───── WORKING DATA ─────
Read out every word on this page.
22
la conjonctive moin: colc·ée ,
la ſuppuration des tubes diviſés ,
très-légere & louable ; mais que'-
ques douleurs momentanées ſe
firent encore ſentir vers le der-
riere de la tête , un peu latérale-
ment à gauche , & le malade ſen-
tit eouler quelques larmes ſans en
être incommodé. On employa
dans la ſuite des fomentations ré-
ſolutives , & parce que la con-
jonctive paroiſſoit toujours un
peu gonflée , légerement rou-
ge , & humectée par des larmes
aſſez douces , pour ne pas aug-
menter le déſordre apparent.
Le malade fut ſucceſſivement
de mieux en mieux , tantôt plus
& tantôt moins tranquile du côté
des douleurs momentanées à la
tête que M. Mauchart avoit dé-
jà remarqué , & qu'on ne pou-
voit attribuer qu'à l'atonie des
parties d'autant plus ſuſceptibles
─────
───── WORKING DATA ─────
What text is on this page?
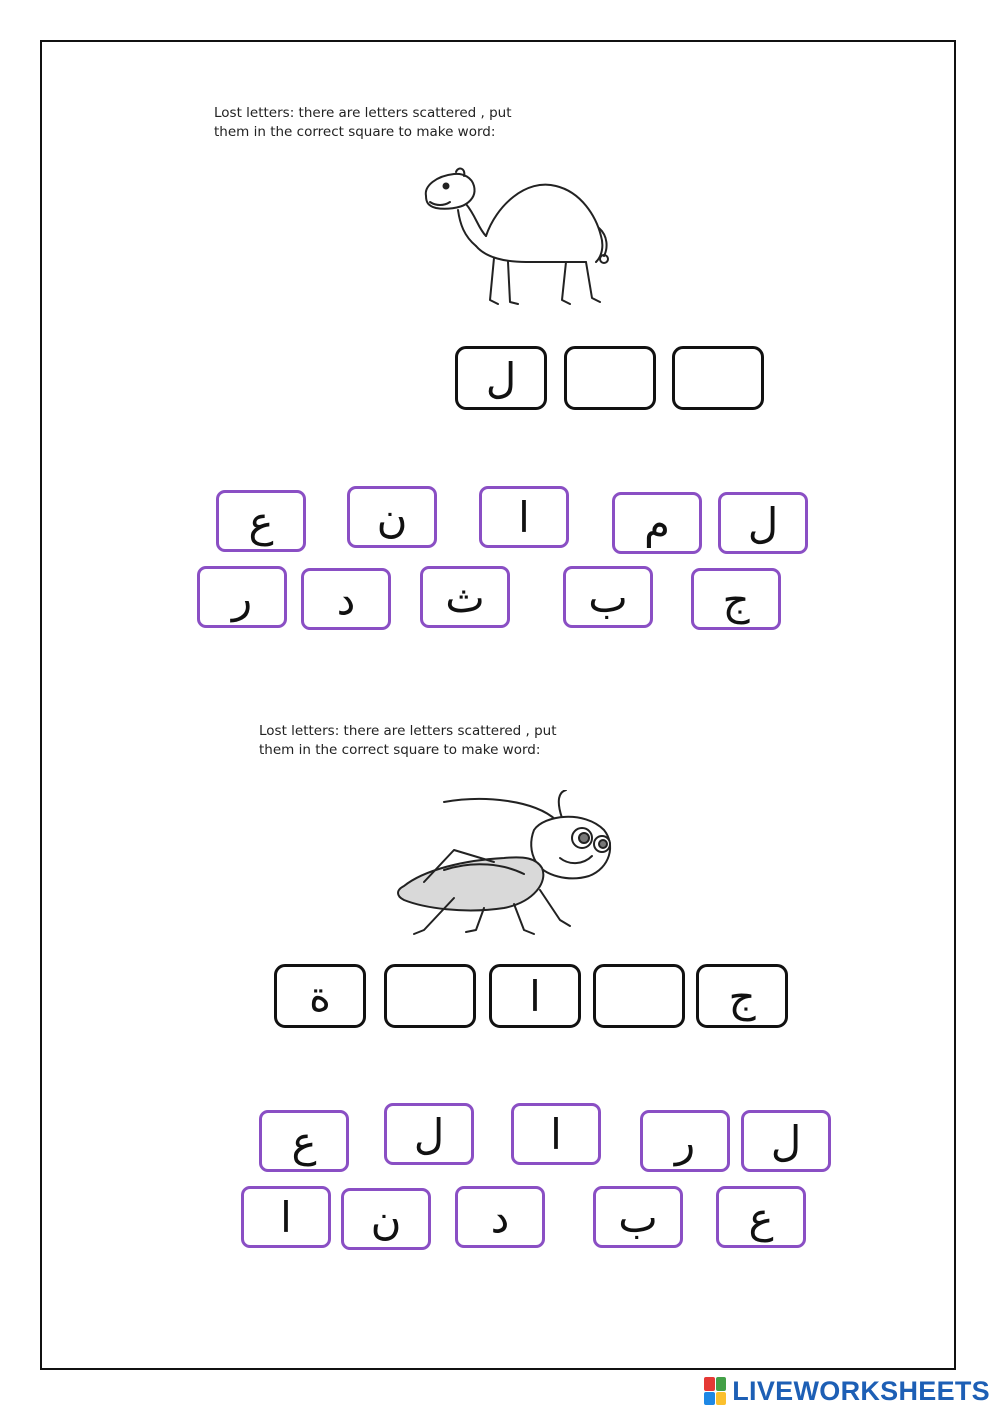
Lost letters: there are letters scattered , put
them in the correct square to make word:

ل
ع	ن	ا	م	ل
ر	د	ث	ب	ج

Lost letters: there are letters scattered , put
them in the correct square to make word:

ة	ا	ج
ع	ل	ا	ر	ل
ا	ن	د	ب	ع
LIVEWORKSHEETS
─────
**EXERCISE DIRECTIONS:** Gather every line from the listing above in which "malade" appears, and copy those lines.

**TASK RESPONSE:**
ment à gauche , & le malade ſen-
Le malade fut ſucceſſivement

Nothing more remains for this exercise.